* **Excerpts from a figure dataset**
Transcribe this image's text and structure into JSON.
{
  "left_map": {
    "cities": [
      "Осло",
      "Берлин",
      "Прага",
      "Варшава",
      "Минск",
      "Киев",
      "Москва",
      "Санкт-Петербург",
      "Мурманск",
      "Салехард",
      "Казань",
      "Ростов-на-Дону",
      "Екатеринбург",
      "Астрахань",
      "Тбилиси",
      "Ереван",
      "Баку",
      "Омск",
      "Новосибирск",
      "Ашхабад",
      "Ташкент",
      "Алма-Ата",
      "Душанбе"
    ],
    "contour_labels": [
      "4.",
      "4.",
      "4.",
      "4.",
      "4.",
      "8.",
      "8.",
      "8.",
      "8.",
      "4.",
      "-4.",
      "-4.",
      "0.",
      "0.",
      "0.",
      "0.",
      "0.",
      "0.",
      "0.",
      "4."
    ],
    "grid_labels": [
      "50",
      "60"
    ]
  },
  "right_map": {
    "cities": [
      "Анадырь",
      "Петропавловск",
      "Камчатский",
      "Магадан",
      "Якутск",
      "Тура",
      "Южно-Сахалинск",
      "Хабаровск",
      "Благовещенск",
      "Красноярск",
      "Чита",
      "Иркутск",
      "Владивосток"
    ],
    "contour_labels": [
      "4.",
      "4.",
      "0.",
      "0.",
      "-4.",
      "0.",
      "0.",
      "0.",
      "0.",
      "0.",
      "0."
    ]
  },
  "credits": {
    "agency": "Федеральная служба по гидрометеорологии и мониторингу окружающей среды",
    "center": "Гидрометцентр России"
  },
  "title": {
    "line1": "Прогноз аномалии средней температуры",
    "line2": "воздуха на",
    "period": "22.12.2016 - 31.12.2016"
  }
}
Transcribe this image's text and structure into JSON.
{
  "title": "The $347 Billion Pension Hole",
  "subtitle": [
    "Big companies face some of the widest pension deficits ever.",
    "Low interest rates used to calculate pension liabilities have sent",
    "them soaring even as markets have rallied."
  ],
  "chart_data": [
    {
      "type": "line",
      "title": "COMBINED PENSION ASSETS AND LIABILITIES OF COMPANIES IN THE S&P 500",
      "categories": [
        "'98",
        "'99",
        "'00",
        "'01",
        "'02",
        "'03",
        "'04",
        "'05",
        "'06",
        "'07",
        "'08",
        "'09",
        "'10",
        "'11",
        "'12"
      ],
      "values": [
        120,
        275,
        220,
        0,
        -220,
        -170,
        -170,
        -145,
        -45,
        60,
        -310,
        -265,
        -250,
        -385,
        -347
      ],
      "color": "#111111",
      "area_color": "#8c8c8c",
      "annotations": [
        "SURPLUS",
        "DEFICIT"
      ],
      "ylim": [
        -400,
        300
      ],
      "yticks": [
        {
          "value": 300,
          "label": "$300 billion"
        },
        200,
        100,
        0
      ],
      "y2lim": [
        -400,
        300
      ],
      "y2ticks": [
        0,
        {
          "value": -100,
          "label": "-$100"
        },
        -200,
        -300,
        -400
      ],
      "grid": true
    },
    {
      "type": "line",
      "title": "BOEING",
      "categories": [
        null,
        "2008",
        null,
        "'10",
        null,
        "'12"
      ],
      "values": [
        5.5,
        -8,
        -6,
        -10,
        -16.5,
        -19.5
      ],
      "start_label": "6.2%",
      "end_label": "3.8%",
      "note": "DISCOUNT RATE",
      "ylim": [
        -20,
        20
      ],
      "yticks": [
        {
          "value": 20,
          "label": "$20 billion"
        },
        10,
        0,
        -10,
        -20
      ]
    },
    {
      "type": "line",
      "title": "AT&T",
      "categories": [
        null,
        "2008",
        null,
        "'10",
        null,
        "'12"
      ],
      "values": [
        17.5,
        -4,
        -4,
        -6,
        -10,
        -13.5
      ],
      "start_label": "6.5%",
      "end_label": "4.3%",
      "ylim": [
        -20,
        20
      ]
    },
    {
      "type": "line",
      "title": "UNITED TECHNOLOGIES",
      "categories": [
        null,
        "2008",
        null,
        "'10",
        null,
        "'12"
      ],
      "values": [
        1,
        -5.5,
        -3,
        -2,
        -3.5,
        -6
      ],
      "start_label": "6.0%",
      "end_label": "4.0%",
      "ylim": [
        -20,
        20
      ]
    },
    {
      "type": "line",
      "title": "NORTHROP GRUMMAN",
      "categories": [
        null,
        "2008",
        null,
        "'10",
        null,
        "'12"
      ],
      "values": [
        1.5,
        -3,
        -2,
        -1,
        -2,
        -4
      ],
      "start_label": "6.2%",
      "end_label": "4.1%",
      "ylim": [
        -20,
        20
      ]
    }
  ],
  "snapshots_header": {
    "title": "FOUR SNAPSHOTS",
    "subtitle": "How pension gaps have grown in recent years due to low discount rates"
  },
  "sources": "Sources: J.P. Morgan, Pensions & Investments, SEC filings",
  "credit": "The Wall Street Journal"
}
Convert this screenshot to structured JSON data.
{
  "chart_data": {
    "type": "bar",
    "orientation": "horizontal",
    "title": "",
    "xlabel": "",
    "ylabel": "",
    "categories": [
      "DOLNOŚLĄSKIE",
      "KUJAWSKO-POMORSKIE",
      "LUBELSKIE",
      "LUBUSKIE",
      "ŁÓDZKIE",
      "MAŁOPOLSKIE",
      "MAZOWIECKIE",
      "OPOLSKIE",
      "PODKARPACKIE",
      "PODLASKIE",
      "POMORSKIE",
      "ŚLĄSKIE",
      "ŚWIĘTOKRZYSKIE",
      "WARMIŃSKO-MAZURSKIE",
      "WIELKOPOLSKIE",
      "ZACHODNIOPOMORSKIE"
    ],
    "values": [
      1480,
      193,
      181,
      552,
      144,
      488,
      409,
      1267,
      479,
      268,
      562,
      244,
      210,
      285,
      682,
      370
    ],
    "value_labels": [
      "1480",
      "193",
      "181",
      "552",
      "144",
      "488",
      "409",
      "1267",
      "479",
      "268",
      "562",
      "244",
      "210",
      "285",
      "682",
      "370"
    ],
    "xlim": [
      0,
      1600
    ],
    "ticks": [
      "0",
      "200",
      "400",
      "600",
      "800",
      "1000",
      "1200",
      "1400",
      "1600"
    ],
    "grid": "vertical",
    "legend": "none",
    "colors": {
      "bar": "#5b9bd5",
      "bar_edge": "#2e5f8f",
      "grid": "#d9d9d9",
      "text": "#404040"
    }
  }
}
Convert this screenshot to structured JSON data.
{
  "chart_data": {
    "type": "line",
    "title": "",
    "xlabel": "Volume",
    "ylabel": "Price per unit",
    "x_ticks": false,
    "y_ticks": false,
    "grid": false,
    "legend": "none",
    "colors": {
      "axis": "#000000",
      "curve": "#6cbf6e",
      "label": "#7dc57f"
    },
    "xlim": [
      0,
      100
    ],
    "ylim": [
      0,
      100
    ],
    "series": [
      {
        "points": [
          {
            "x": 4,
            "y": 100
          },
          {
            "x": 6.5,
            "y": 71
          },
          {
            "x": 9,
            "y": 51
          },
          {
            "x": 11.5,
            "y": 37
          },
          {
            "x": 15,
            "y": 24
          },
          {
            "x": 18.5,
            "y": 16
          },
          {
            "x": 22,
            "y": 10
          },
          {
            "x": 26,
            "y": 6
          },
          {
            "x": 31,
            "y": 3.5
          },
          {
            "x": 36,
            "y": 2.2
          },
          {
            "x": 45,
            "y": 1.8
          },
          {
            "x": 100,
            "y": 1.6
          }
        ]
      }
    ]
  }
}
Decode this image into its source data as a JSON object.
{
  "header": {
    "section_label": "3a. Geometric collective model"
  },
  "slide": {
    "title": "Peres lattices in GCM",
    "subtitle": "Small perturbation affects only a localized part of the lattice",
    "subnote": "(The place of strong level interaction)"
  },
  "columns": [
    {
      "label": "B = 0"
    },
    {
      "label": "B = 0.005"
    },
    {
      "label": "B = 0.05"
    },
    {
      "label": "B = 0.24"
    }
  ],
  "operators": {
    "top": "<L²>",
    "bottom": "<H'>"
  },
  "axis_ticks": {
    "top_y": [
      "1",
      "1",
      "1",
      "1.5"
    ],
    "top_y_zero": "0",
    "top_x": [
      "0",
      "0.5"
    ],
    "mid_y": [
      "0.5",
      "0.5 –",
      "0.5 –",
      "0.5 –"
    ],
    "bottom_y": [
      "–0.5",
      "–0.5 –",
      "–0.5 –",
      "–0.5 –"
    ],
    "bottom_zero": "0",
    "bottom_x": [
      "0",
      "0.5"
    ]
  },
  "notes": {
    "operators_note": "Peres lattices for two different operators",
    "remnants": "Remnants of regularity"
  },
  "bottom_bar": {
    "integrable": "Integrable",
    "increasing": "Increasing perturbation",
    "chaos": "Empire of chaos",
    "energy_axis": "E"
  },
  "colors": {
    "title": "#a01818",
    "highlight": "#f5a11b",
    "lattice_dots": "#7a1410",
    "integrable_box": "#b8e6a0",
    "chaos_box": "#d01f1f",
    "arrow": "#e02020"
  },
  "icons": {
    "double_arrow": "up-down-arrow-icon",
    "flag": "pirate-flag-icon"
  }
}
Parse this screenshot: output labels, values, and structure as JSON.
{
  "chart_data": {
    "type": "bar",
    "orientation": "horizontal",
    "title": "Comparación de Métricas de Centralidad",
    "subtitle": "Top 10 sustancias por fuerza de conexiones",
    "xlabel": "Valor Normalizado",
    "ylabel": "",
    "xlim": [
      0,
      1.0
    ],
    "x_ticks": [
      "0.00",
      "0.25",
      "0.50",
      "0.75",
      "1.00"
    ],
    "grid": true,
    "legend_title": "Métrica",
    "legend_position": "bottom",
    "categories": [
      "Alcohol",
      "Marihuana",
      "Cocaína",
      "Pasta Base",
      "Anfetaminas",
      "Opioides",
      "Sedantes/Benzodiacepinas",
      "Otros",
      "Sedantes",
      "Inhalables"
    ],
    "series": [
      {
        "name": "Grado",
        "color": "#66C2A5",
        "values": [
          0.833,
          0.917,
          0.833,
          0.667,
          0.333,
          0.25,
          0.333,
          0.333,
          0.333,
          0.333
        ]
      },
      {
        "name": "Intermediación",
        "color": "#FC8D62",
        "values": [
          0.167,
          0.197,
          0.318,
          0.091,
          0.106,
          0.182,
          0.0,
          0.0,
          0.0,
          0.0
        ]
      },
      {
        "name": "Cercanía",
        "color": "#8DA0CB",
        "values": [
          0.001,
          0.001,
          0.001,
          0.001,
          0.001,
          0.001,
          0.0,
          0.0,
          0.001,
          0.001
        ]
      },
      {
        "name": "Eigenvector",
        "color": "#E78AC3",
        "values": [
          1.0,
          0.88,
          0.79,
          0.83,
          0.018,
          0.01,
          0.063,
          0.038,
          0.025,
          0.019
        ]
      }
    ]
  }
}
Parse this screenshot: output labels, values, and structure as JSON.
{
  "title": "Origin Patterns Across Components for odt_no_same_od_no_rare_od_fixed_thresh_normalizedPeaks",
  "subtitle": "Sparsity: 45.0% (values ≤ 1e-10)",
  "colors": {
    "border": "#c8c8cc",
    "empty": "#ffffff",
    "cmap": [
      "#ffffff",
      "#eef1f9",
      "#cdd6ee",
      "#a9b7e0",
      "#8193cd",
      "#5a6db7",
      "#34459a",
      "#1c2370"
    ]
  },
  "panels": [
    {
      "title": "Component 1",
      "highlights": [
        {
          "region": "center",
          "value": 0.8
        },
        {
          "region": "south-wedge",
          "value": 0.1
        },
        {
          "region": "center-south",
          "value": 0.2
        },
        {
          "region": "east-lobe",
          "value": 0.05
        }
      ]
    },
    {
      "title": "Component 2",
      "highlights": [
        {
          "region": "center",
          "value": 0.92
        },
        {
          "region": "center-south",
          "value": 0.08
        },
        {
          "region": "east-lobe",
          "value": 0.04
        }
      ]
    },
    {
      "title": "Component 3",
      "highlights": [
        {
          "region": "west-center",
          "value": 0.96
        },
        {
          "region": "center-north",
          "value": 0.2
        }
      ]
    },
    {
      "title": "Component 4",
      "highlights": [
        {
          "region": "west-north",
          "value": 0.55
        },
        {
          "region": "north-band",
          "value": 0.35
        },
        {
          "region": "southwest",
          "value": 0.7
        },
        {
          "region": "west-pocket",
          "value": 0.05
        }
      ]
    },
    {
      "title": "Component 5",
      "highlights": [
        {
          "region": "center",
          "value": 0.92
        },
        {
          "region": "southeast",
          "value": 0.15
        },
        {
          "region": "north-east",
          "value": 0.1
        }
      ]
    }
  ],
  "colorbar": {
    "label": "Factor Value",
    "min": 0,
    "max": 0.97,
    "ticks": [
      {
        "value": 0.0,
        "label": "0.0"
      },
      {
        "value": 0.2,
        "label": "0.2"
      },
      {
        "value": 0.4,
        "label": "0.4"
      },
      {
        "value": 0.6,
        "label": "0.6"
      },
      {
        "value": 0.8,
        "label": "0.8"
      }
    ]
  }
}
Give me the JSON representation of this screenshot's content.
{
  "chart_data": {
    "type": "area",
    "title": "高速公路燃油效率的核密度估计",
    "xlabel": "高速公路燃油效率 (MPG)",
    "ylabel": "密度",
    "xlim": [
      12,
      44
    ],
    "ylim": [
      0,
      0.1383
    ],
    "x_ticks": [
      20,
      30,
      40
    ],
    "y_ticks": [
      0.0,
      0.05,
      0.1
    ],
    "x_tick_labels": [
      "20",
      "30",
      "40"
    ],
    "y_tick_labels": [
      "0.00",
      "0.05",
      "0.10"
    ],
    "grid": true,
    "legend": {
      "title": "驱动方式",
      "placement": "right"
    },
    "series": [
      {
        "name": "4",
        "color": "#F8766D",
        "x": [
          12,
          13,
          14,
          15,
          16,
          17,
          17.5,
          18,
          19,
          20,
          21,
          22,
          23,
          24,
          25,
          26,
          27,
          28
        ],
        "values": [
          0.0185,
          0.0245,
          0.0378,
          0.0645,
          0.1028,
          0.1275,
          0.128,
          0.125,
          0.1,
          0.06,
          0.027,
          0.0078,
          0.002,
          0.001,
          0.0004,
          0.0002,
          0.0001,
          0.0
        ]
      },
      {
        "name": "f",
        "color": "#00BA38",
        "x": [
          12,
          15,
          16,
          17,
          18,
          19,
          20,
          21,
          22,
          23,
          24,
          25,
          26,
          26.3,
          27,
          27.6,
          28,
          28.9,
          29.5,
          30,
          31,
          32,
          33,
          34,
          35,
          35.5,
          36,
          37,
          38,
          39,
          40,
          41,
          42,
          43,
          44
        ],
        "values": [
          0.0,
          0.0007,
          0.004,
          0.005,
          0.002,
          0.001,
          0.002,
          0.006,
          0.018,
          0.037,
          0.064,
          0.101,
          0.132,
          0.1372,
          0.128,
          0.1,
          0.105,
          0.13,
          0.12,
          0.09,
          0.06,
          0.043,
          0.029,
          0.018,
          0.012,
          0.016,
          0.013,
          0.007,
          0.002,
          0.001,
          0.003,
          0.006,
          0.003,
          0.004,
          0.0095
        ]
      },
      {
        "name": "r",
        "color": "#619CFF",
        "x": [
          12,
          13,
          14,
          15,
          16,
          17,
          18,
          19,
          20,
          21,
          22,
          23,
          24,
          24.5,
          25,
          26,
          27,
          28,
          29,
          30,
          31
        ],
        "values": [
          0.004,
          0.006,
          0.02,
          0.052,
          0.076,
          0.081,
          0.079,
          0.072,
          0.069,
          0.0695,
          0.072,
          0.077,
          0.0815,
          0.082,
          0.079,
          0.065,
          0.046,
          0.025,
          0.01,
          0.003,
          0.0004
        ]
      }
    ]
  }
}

* **Exercise instructions**
Make a copy of each line that contains the string "Sedantes".

* **Result of this exercise**
      "Sedantes/Benzodiacepinas",
      "Sedantes",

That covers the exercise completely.